Dataset content Block Start

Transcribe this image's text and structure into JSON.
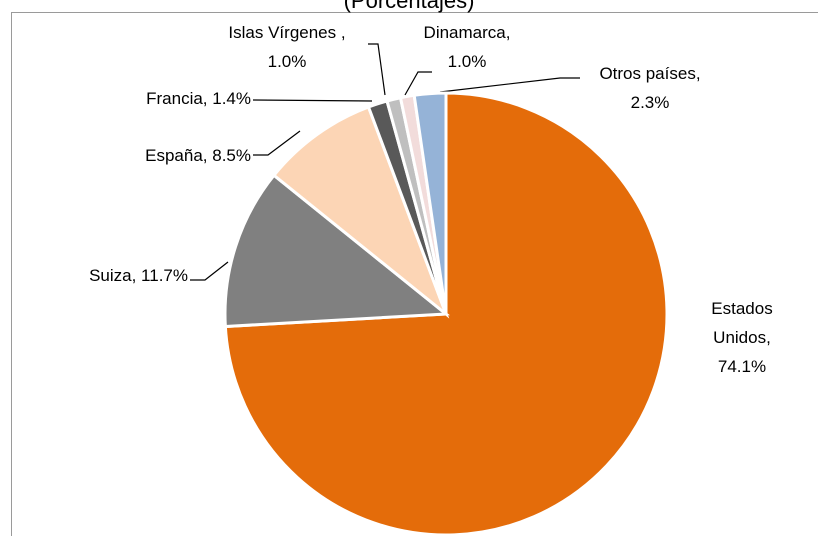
{
  "chart_data": {
    "type": "pie",
    "subtitle": "(Porcentajes)",
    "values": [
      74.1,
      11.7,
      8.5,
      1.4,
      1.0,
      1.0,
      2.3
    ],
    "value_labels": [
      "Estados\nUnidos, 74.1%",
      "Suiza, 11.7%",
      "España, 8.5%",
      "Francia, 1.4%",
      "Islas Vírgenes ,\n1.0%",
      "Dinamarca,\n1.0%",
      "Otros países,\n2.3%"
    ],
    "colors": [
      "#e46c0a",
      "#808080",
      "#fcd5b5",
      "#595959",
      "#bfbfbf",
      "#f2dcdb",
      "#95b3d7"
    ]
  }
}
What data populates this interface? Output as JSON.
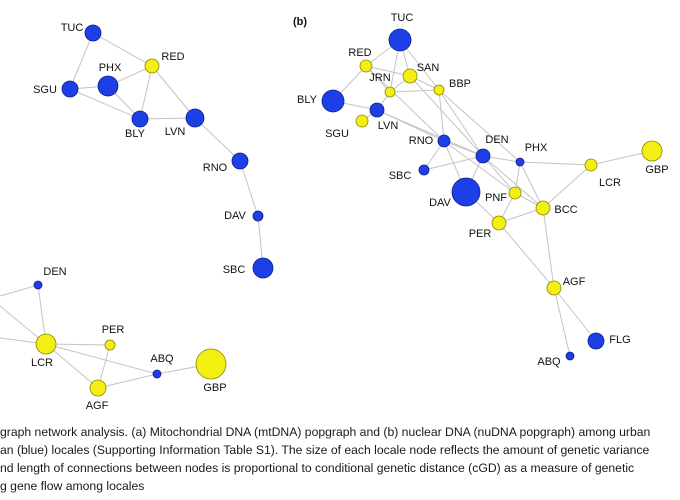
{
  "panels": [
    {
      "nodes": [
        {
          "label": "TUC",
          "color": "#1e3fe6"
        },
        {
          "label": "RED",
          "color": "#f4ef12"
        },
        {
          "label": "PHX",
          "color": "#1e3fe6"
        },
        {
          "label": "SGU",
          "color": "#1e3fe6"
        },
        {
          "label": "BLY",
          "color": "#1e3fe6"
        },
        {
          "label": "LVN",
          "color": "#1e3fe6"
        },
        {
          "label": "RNO",
          "color": "#1e3fe6"
        },
        {
          "label": "DAV",
          "color": "#1e3fe6"
        },
        {
          "label": "SBC",
          "color": "#1e3fe6"
        },
        {
          "label": "DEN",
          "color": "#1e3fe6"
        },
        {
          "label": "LCR",
          "color": "#f4ef12"
        },
        {
          "label": "PER",
          "color": "#f4ef12"
        },
        {
          "label": "ABQ",
          "color": "#1e3fe6"
        },
        {
          "label": "GBP",
          "color": "#f4ef12"
        },
        {
          "label": "AGF",
          "color": "#f4ef12"
        }
      ],
      "edges": [
        [
          0,
          3
        ],
        [
          0,
          1
        ],
        [
          1,
          2
        ],
        [
          2,
          3
        ],
        [
          3,
          4
        ],
        [
          2,
          4
        ],
        [
          1,
          4
        ],
        [
          1,
          5
        ],
        [
          4,
          5
        ],
        [
          5,
          6
        ],
        [
          6,
          7
        ],
        [
          7,
          8
        ],
        [
          9,
          10
        ],
        [
          10,
          11
        ],
        [
          10,
          14
        ],
        [
          11,
          14
        ],
        [
          14,
          12
        ],
        [
          10,
          12
        ],
        [
          12,
          13
        ]
      ]
    },
    {
      "label": "(b)",
      "nodes": [
        {
          "label": "TUC",
          "color": "#1e3fe6"
        },
        {
          "label": "RED",
          "color": "#f4ef12"
        },
        {
          "label": "SAN",
          "color": "#f4ef12"
        },
        {
          "label": "JRN",
          "color": "#f4ef12"
        },
        {
          "label": "BBP",
          "color": "#f4ef12"
        },
        {
          "label": "BLY",
          "color": "#1e3fe6"
        },
        {
          "label": "LVN",
          "color": "#1e3fe6"
        },
        {
          "label": "SGU",
          "color": "#f4ef12"
        },
        {
          "label": "RNO",
          "color": "#1e3fe6"
        },
        {
          "label": "DEN",
          "color": "#1e3fe6"
        },
        {
          "label": "PHX",
          "color": "#1e3fe6"
        },
        {
          "label": "LCR",
          "color": "#f4ef12"
        },
        {
          "label": "GBP",
          "color": "#f4ef12"
        },
        {
          "label": "SBC",
          "color": "#1e3fe6"
        },
        {
          "label": "DAV",
          "color": "#1e3fe6"
        },
        {
          "label": "PNF",
          "color": "#f4ef12"
        },
        {
          "label": "BCC",
          "color": "#f4ef12"
        },
        {
          "label": "PER",
          "color": "#f4ef12"
        },
        {
          "label": "AGF",
          "color": "#f4ef12"
        },
        {
          "label": "FLG",
          "color": "#1e3fe6"
        },
        {
          "label": "ABQ",
          "color": "#1e3fe6"
        }
      ],
      "edges": [
        [
          0,
          1
        ],
        [
          0,
          2
        ],
        [
          0,
          3
        ],
        [
          0,
          4
        ],
        [
          1,
          3
        ],
        [
          1,
          2
        ],
        [
          1,
          5
        ],
        [
          1,
          8
        ],
        [
          3,
          2
        ],
        [
          3,
          4
        ],
        [
          3,
          6
        ],
        [
          2,
          4
        ],
        [
          5,
          6
        ],
        [
          7,
          6
        ],
        [
          6,
          8
        ],
        [
          6,
          9
        ],
        [
          4,
          8
        ],
        [
          4,
          9
        ],
        [
          4,
          10
        ],
        [
          8,
          9
        ],
        [
          8,
          13
        ],
        [
          8,
          14
        ],
        [
          8,
          15
        ],
        [
          13,
          9
        ],
        [
          9,
          10
        ],
        [
          9,
          14
        ],
        [
          9,
          15
        ],
        [
          9,
          16
        ],
        [
          10,
          11
        ],
        [
          10,
          16
        ],
        [
          10,
          15
        ],
        [
          11,
          12
        ],
        [
          11,
          16
        ],
        [
          15,
          16
        ],
        [
          15,
          17
        ],
        [
          17,
          16
        ],
        [
          17,
          18
        ],
        [
          16,
          18
        ],
        [
          18,
          19
        ],
        [
          18,
          20
        ],
        [
          14,
          17
        ],
        [
          2,
          9
        ]
      ]
    }
  ],
  "caption": [
    "graph network analysis. (a) Mitochondrial DNA (mtDNA) popgraph and (b) nuclear DNA (nuDNA popgraph) among urban",
    "an (blue) locales (Supporting Information Table S1). The size of each locale node reflects the amount of genetic variance",
    "nd length of connections between nodes is proportional to conditional genetic distance (cGD) as a measure of genetic",
    "g gene flow among locales"
  ]
}
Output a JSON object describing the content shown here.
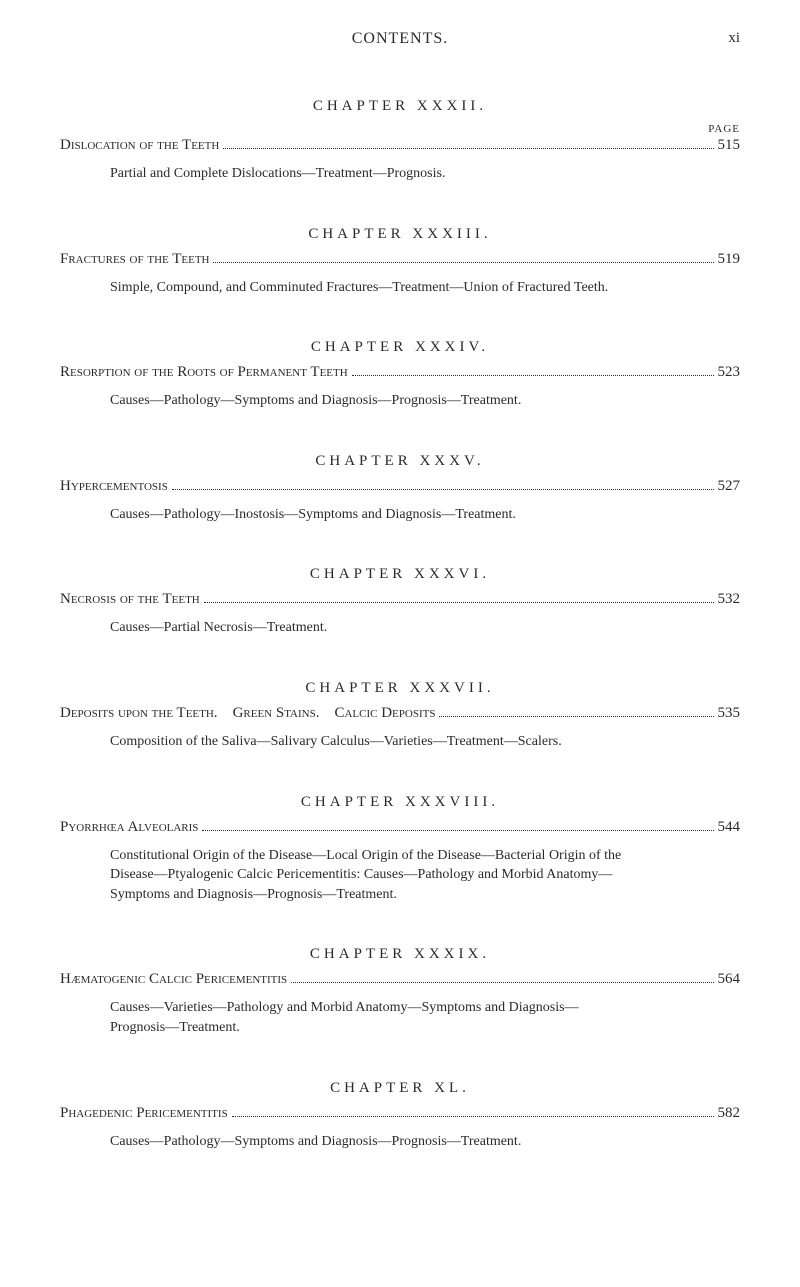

Dataset content Block End

▸ **Exercise details**: Only the lines that contain the string "JSON" should be copied from the entries above.

▸ **Answer space**:
Transcribe this image's text and structure into JSON.
What data populates this interface? Output as JSON.
Output a JSON object describing the content shown here.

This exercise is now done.